■ WHAT THIS TASK INVOLVES
In the text on cosmic inflation, at what angular scale does a flat universe predict the CMB fluctuations should be greatest?

■ PAGE TEXT
————
The theory of inflation provides a nice solution to the puzzles of the standard cosmological model, the horizon problem and the universe's apparent flatness. Recall that the homogeneity and isotropy of the cosmos led to an interesting paradox: different regions of space would not have had ample time to "communicate" with each other and produce the uniform distribution of matter and energy that we observe in all directions today. According to inflationary theory, however, the universe's expansion would have started out at a slow enough speed to allow matter/energy to interact throughout all of space. Thus the early universe had already been homogenized when inflation began and space itself expanded wildly. Inflation resolves the flatness problem simply by making the universe so gigantic that its geometry will always appear to be flat. The earth, for example, looks pretty flat when you're standing on it. Inflationary theory spares cosmologists the uncomfortable assumption that we exist in a special era of almost-critical density in the lifetime of the universe. According to inflationary theory the cosmos just happens to be that way.
Inflationary theory makes several basic predictions and has stood up very well to testing. We have seen how critical density and flat geometry are important consequences of cosmic inflation, and that these have been observed. Scientists can test inflation's predictions by observing the CMB. Although this background radiation from the early universe is remarkably uniform in all directions, tiny differences in its energy can be detected at high resolutions. The Wilkinson Microwave Anisotropy Probe (WMAP) is the most recent instrument to do just that--across the entire sky. The results produced a detailed picture of the CMB showing these energy fluctuations at very small angular scales. The intensity of these fluctuations is related to the angular sizes of the space observed; a graph of this relationship is called the "power spectrum" of the CMB. Inflationary theory predicts a flat universe, and a flat universe predicts that these fluctuations should be greatest on a one-degree scale. This is what WMAP found, confirming the flatness of the cosmos and providing evidence in support of inflation. But how did inflation happen?
————
■ STORED ROWS

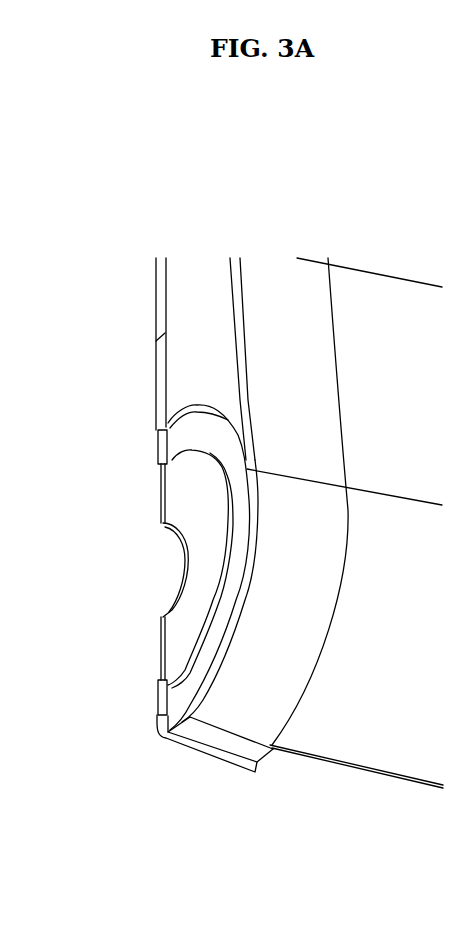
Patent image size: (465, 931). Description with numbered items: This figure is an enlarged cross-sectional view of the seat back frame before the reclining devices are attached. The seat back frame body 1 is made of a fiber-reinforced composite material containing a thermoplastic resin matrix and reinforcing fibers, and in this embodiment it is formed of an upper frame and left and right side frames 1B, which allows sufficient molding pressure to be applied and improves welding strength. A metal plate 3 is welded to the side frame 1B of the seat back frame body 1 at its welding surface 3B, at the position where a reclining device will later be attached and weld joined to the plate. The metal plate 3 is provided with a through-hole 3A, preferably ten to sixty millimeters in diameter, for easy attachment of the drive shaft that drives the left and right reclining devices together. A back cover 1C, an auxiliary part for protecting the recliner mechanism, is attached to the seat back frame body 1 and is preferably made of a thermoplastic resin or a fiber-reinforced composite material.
————
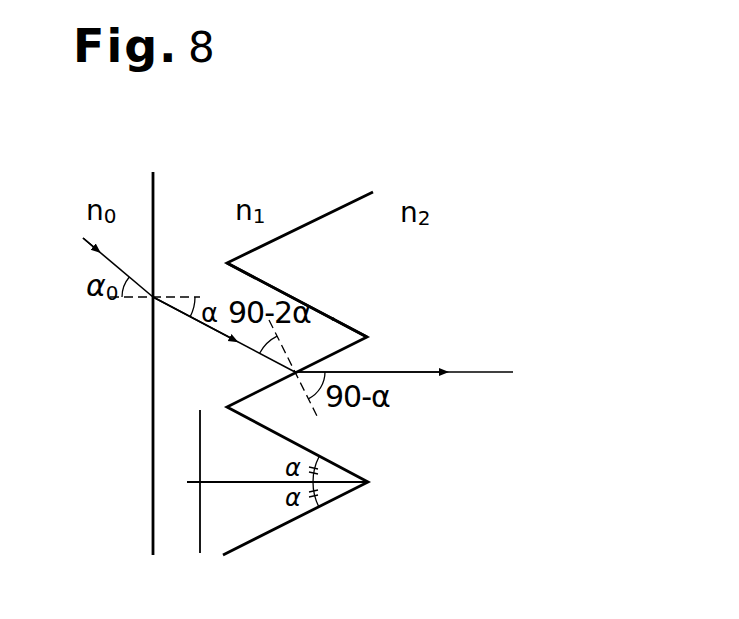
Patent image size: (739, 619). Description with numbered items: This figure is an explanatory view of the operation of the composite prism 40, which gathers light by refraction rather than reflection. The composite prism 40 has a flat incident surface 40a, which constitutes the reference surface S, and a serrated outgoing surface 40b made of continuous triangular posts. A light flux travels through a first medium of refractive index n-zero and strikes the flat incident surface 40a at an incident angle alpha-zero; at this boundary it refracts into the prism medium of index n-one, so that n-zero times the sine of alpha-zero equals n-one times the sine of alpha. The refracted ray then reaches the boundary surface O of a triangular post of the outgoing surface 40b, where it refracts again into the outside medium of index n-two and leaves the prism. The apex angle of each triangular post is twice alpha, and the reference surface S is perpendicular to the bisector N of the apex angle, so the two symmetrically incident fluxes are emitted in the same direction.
————
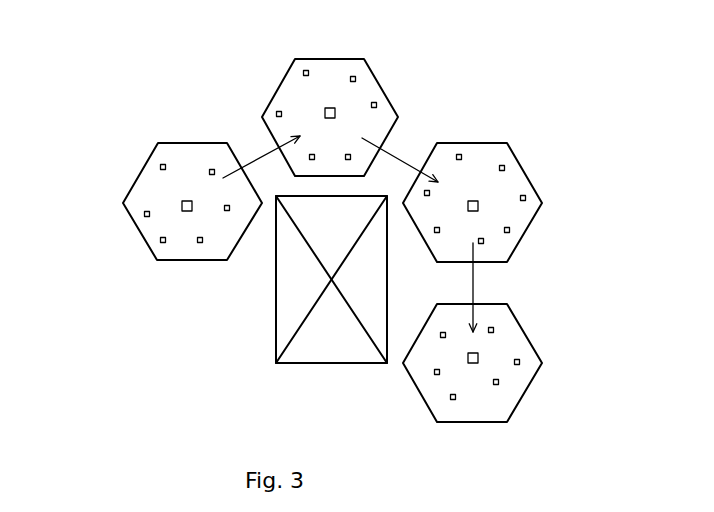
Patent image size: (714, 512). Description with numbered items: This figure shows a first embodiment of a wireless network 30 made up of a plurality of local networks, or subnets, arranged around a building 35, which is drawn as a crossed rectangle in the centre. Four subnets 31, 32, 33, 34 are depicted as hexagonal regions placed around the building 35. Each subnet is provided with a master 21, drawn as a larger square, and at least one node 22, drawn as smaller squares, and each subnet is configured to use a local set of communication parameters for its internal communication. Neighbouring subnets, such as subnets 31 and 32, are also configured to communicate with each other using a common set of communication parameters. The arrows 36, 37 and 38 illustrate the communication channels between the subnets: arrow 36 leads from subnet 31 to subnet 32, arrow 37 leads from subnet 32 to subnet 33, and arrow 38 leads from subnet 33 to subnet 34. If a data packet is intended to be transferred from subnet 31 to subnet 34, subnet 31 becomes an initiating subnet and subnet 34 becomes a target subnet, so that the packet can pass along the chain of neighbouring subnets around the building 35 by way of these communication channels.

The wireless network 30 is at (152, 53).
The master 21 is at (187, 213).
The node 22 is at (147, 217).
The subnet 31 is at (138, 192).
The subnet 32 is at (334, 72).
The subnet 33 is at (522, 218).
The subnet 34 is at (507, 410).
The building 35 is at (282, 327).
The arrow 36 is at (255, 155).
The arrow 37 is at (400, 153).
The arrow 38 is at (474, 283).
————
■ FULL ANSWER
A one-degree scale.